## WHAT TO DO
Transcribe the entries below exactly; leave every image out.
--- Start DATA RECORDS ---
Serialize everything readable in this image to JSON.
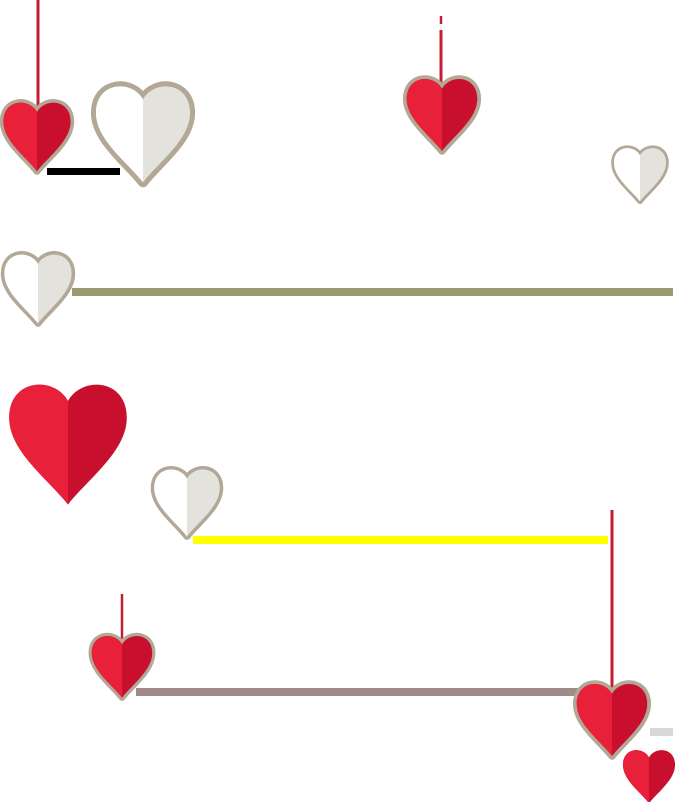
{
  "colors": {
    "background": "#ffffff",
    "red_light": "#e8203a",
    "red_dark": "#c8102e",
    "white_light": "#ffffff",
    "white_dark": "#e4e2dd",
    "heart_border": "#b3a796",
    "string": "#c41e32",
    "bar_olive": "#9a9a6e",
    "bar_yellow": "#ffff00",
    "bar_mauve": "#a08a8a",
    "bar_black": "#000000",
    "bar_gray": "#d8d8d8"
  },
  "hearts": [
    {
      "name": "heart-red-top-left",
      "style": "red",
      "bordered": true
    },
    {
      "name": "heart-white-top-left",
      "style": "white",
      "bordered": true
    },
    {
      "name": "heart-red-top-center",
      "style": "red",
      "bordered": true
    },
    {
      "name": "heart-white-top-right",
      "style": "white",
      "bordered": true
    },
    {
      "name": "heart-white-mid-left",
      "style": "white",
      "bordered": true
    },
    {
      "name": "heart-red-large-left",
      "style": "red",
      "bordered": false
    },
    {
      "name": "heart-white-center-left",
      "style": "white",
      "bordered": true
    },
    {
      "name": "heart-red-lower-left",
      "style": "red",
      "bordered": true
    },
    {
      "name": "heart-red-lower-right",
      "style": "red",
      "bordered": true
    },
    {
      "name": "heart-red-bottom-right",
      "style": "red",
      "bordered": false
    }
  ],
  "strings": [
    {
      "name": "string-top-left",
      "color": "string"
    },
    {
      "name": "string-top-center",
      "color": "string"
    },
    {
      "name": "string-top-center-dot",
      "color": "string"
    },
    {
      "name": "string-lower-left",
      "color": "string"
    },
    {
      "name": "string-lower-right",
      "color": "string"
    }
  ],
  "bars": [
    {
      "name": "bar-black",
      "color": "bar_black"
    },
    {
      "name": "bar-olive",
      "color": "bar_olive"
    },
    {
      "name": "bar-yellow",
      "color": "bar_yellow"
    },
    {
      "name": "bar-mauve",
      "color": "bar_mauve"
    },
    {
      "name": "bar-gray",
      "color": "bar_gray"
    }
  ]
}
--- End DATA RECORDS ---
## TASK RESULT
Serialize everything readable in this image to JSON.
{
  "colors": {
    "background": "#ffffff",
    "red_light": "#e8203a",
    "red_dark": "#c8102e",
    "white_light": "#ffffff",
    "white_dark": "#e4e2dd",
    "heart_border": "#b3a796",
    "string": "#c41e32",
    "bar_olive": "#9a9a6e",
    "bar_yellow": "#ffff00",
    "bar_mauve": "#a08a8a",
    "bar_black": "#000000",
    "bar_gray": "#d8d8d8"
  },
  "hearts": [
    {
      "name": "heart-red-top-left",
      "style": "red",
      "bordered": true
    },
    {
      "name": "heart-white-top-left",
      "style": "white",
      "bordered": true
    },
    {
      "name": "heart-red-top-center",
      "style": "red",
      "bordered": true
    },
    {
      "name": "heart-white-top-right",
      "style": "white",
      "bordered": true
    },
    {
      "name": "heart-white-mid-left",
      "style": "white",
      "bordered": true
    },
    {
      "name": "heart-red-large-left",
      "style": "red",
      "bordered": false
    },
    {
      "name": "heart-white-center-left",
      "style": "white",
      "bordered": true
    },
    {
      "name": "heart-red-lower-left",
      "style": "red",
      "bordered": true
    },
    {
      "name": "heart-red-lower-right",
      "style": "red",
      "bordered": true
    },
    {
      "name": "heart-red-bottom-right",
      "style": "red",
      "bordered": false
    }
  ],
  "strings": [
    {
      "name": "string-top-left",
      "color": "string"
    },
    {
      "name": "string-top-center",
      "color": "string"
    },
    {
      "name": "string-top-center-dot",
      "color": "string"
    },
    {
      "name": "string-lower-left",
      "color": "string"
    },
    {
      "name": "string-lower-right",
      "color": "string"
    }
  ],
  "bars": [
    {
      "name": "bar-black",
      "color": "bar_black"
    },
    {
      "name": "bar-olive",
      "color": "bar_olive"
    },
    {
      "name": "bar-yellow",
      "color": "bar_yellow"
    },
    {
      "name": "bar-mauve",
      "color": "bar_mauve"
    },
    {
      "name": "bar-gray",
      "color": "bar_gray"
    }
  ]
}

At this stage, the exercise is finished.